Problem
Pictures do not belong in the copy; restate the records below word for word.

=== Data in this exercise ===

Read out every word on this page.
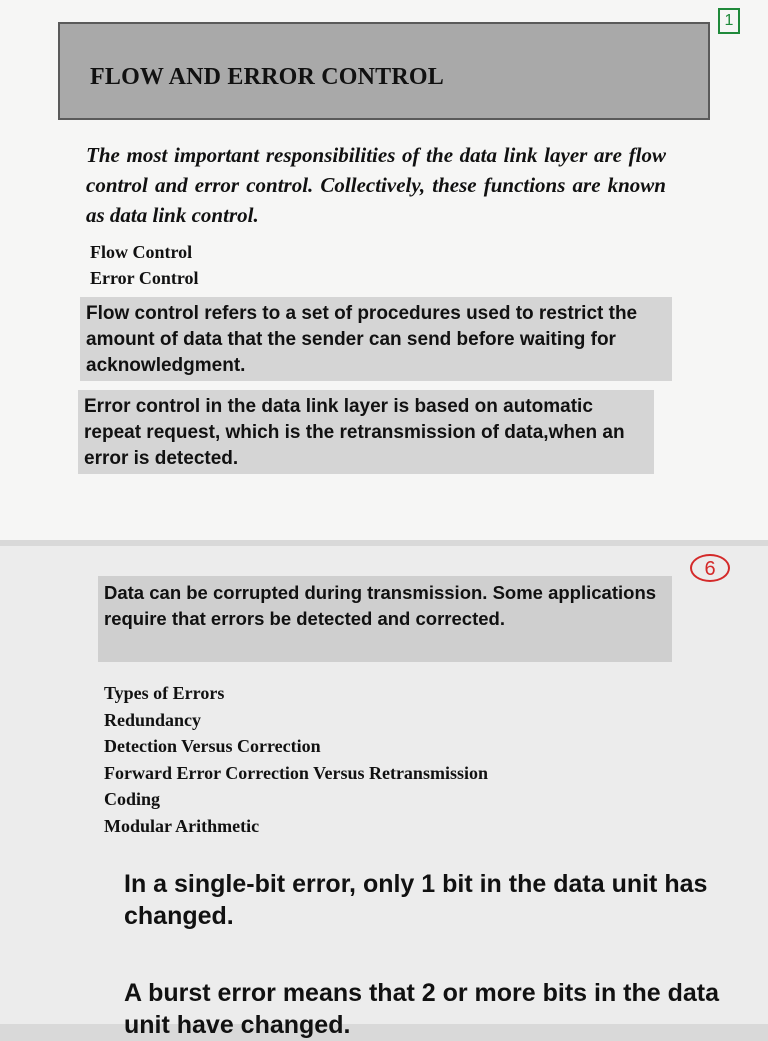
FLOW AND ERROR CONTROL
1
The most important responsibilities of the data link layer are flow control and error control. Collectively, these functions are known as data link control.
Flow Control
Error Control
Flow control refers to a set of procedures used to restrict the amount of data that the sender can send before waiting for acknowledgment.
Error control in the data link layer is based on automatic repeat request, which is the retransmission of data,when an error is detected.
6
Data can be corrupted during transmission. Some applications require that errors be detected and corrected.
Types of Errors
Redundancy
Detection Versus Correction
Forward Error Correction Versus Retransmission
Coding
Modular Arithmetic
In a single-bit error, only 1 bit in the data unit has changed.
A burst error means that 2 or more bits in the data unit have changed.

===

Answer below
Read out every word on this page.
FLOW AND ERROR CONTROL
1
The most important responsibilities of the data link layer are flow control and error control. Collectively, these functions are known as data link control.
Flow Control
Error Control
Flow control refers to a set of procedures used to restrict the amount of data that the sender can send before waiting for acknowledgment.
Error control in the data link layer is based on automatic repeat request, which is the retransmission of data,when an error is detected.
6
Data can be corrupted during transmission. Some applications require that errors be detected and corrected.
Types of Errors
Redundancy
Detection Versus Correction
Forward Error Correction Versus Retransmission
Coding
Modular Arithmetic
In a single-bit error, only 1 bit in the data unit has changed.
A burst error means that 2 or more bits in the data unit have changed.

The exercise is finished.